Copy every line of the data in which the word "shipment" occurs.
==== Data for the task ====
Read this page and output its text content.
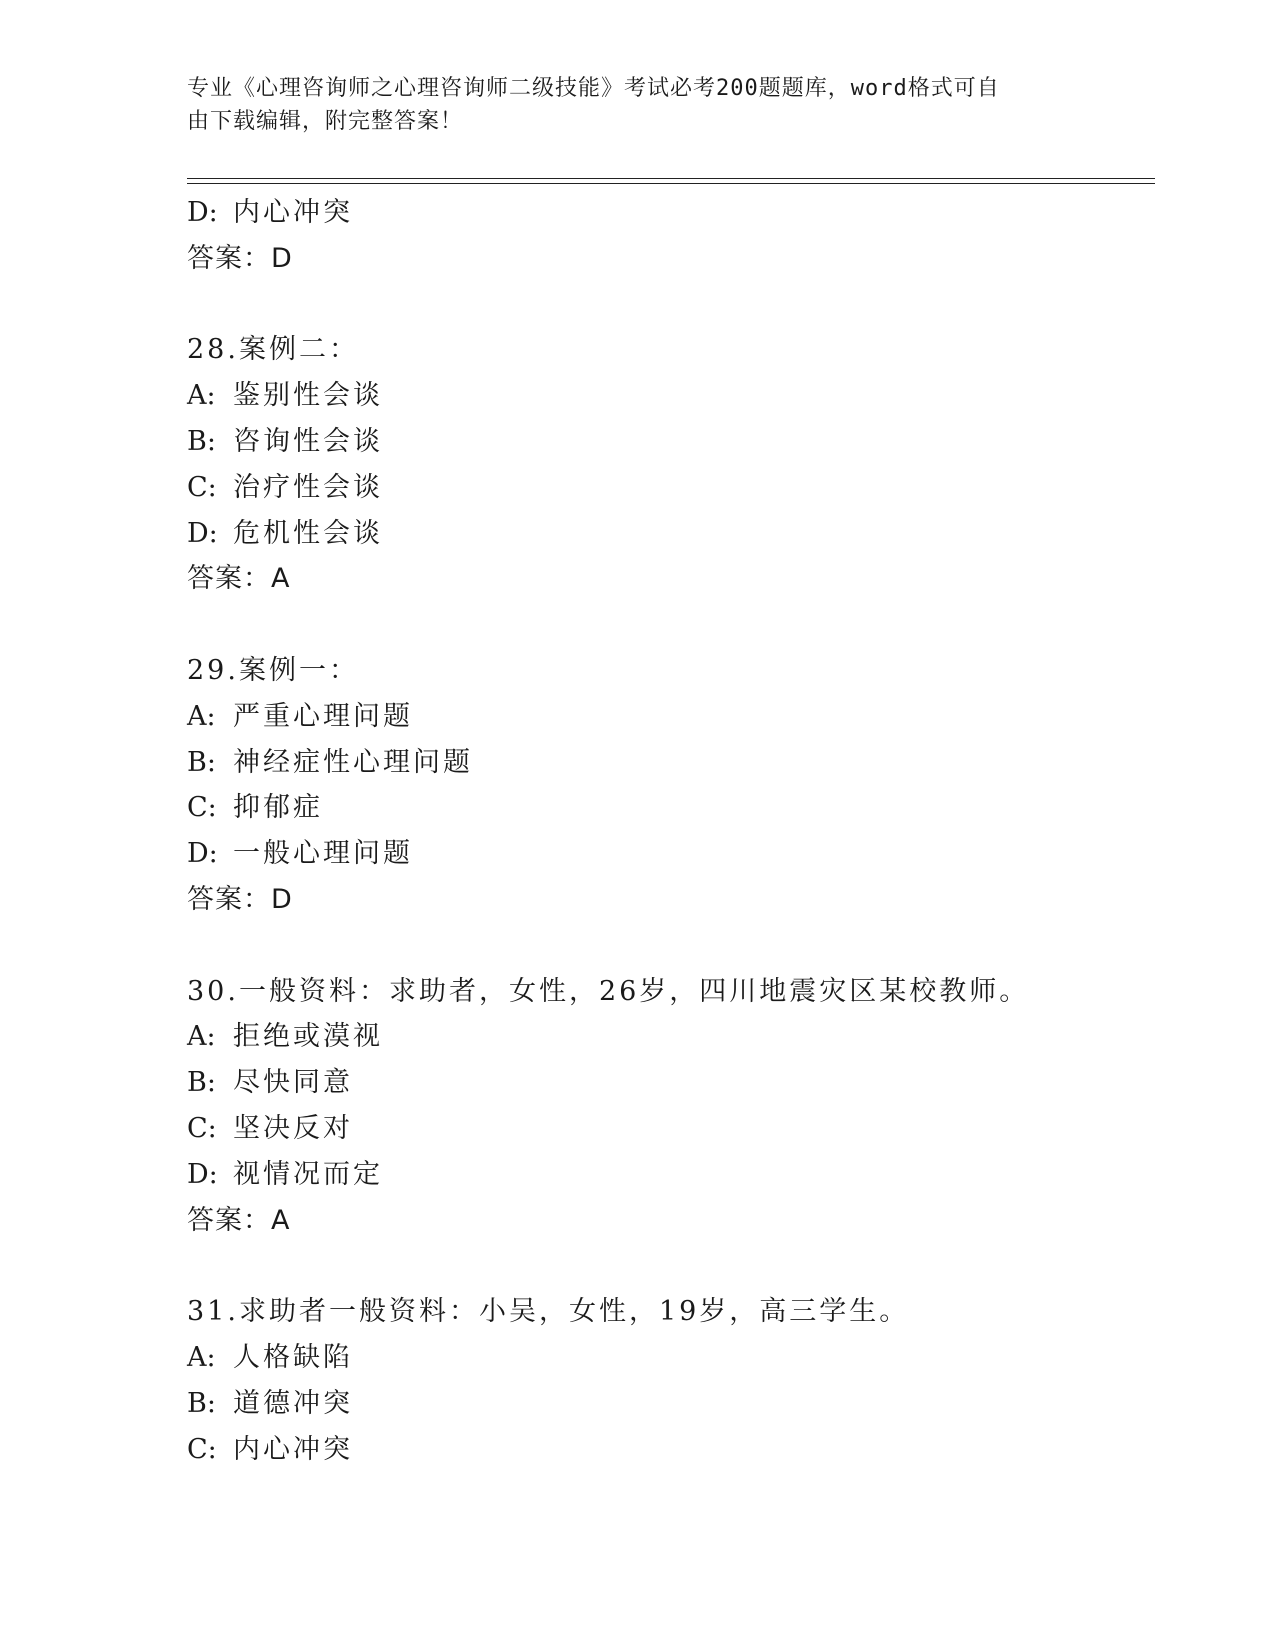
专业《心理咨询师之心理咨询师二级技能》考试必考200题题库，word格式可自
由下载编辑，附完整答案！
D: 内心冲突
答案：D
28.案例二：
A: 鉴别性会谈
B: 咨询性会谈
C: 治疗性会谈
D: 危机性会谈
答案：A
29.案例一：
A: 严重心理问题
B: 神经症性心理问题
C: 抑郁症
D: 一般心理问题
答案：D
30.一般资料：求助者，女性，26岁，四川地震灾区某校教师。
A: 拒绝或漠视
B: 尽快同意
C: 坚决反对
D: 视情况而定
答案：A
31.求助者一般资料：小吴，女性，19岁，高三学生。
A: 人格缺陷
B: 道德冲突
C: 内心冲突
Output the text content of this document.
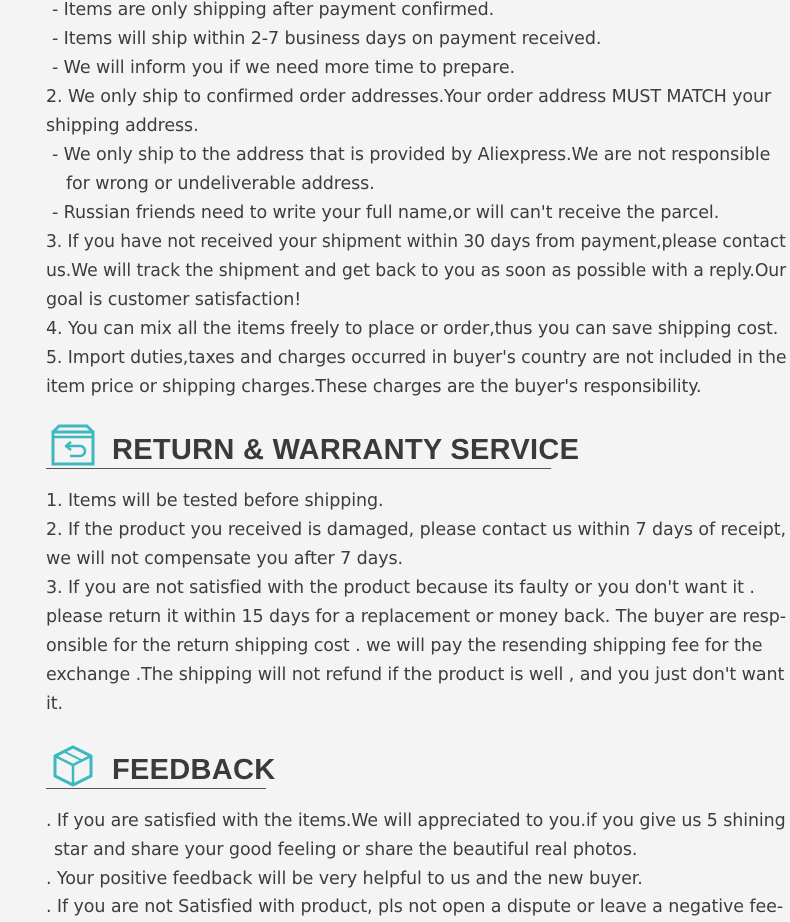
- Items are only shipping after payment confirmed.
- Items will ship within 2-7 business days on payment received.
- We will inform you if we need more time to prepare.
2. We only ship to confirmed order addresses.Your order address MUST MATCH your
shipping address.
- We only ship to the address that is provided by Aliexpress.We are not responsible
for wrong or undeliverable address.
- Russian friends need to write your full name,or will can't receive the parcel.
3. If you have not received your shipment within 30 days from payment,please contact
us.We will track the shipment and get back to you as soon as possible with a reply.Our
goal is customer satisfaction!
4. You can mix all the items freely to place or order,thus you can save shipping cost.
5. Import duties,taxes and charges occurred in buyer's country are not included in the
item price or shipping charges.These charges are the buyer's responsibility.
RETURN & WARRANTY SERVICE
1. Items will be tested before shipping.
2. If the product you received is damaged, please contact us within 7 days of receipt,
we will not compensate you after 7 days.
3. If you are not satisfied with the product because its faulty or you don't want it .
please return it within 15 days for a replacement or money back. The buyer are resp-
onsible for the return shipping cost . we will pay the resending shipping fee for the
exchange .The shipping will not refund if the product is well , and you just don't want
it.
FEEDBACK
. If you are satisfied with the items.We will appreciated to you.if you give us 5 shining
star and share your good feeling or share the beautiful real photos.
. Your positive feedback will be very helpful to us and the new buyer.
. If you are not Satisfied with product, pls not open a dispute or leave a negative fee-
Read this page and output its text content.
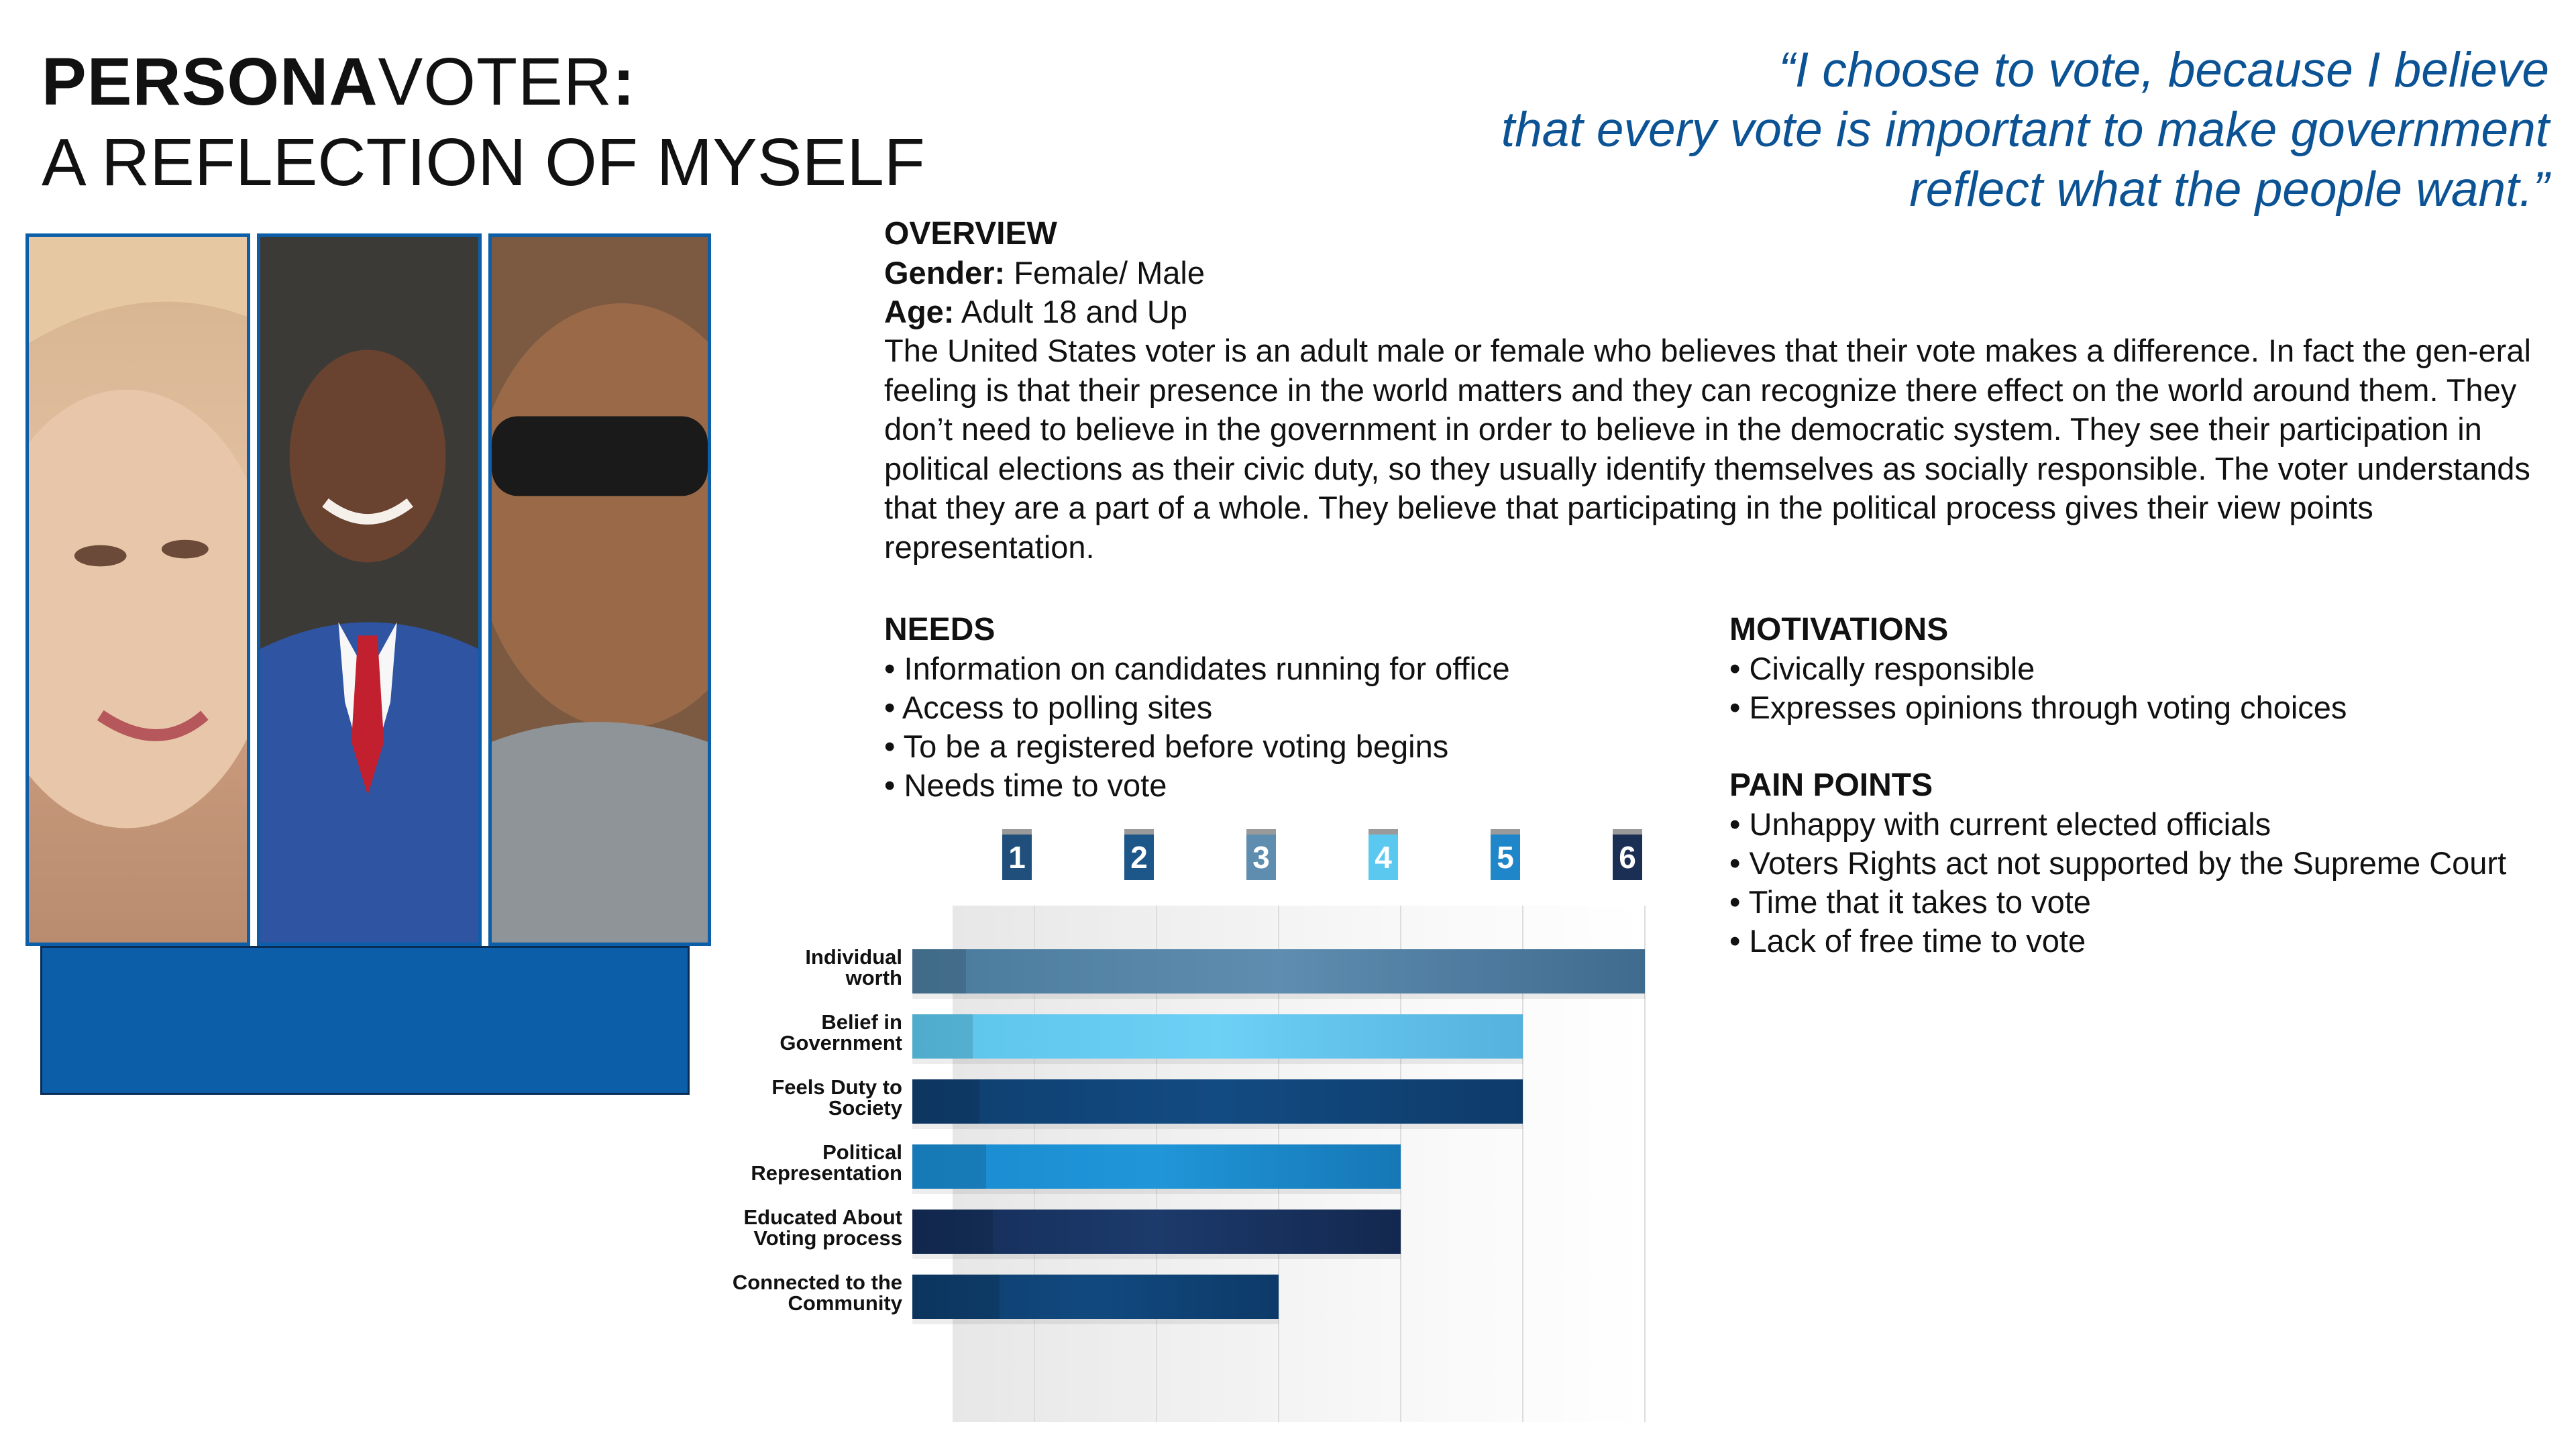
PERSONAVOTER:
A REFLECTION OF MYSELF
“I choose to vote, because I believe
that every vote is important to make government
reflect what the people want.”
OVERVIEW
Gender: Female/ Male
Age: Adult 18 and Up

The United States voter is an adult male or female who believes that their vote makes a difference. In fact the gen-eral feeling is that their presence in the world matters and they can recognize there effect on the world around them. They don’t need to believe in the government in order to believe in the democratic system. They see their participation in political elections as their civic duty, so they usually identify themselves as socially responsible. The voter understands that they are a part of a whole. They believe that participating in the political process gives their view points representation.

NEEDS
• Information on candidates running for office
• Access to polling sites
• To be a registered before voting begins
• Needs time to vote
MOTIVATIONS
• Civically responsible
• Expresses opinions through voting choices
PAIN POINTS
• Unhappy with current elected officials
• Voters Rights act not supported by the Supreme Court
• Time that it takes to vote
• Lack of free time to vote
1	2	3	4	5	6
Individual
worth
Belief in
Government
Feels Duty to
Society
Political
Representation
Educated About
Voting process
Connected to the
Community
====
> **Expected answer**
3. If you have not received your shipment within 30 days from payment,please contact
us.We will track the shipment and get back to you as soon as possible with a reply.Our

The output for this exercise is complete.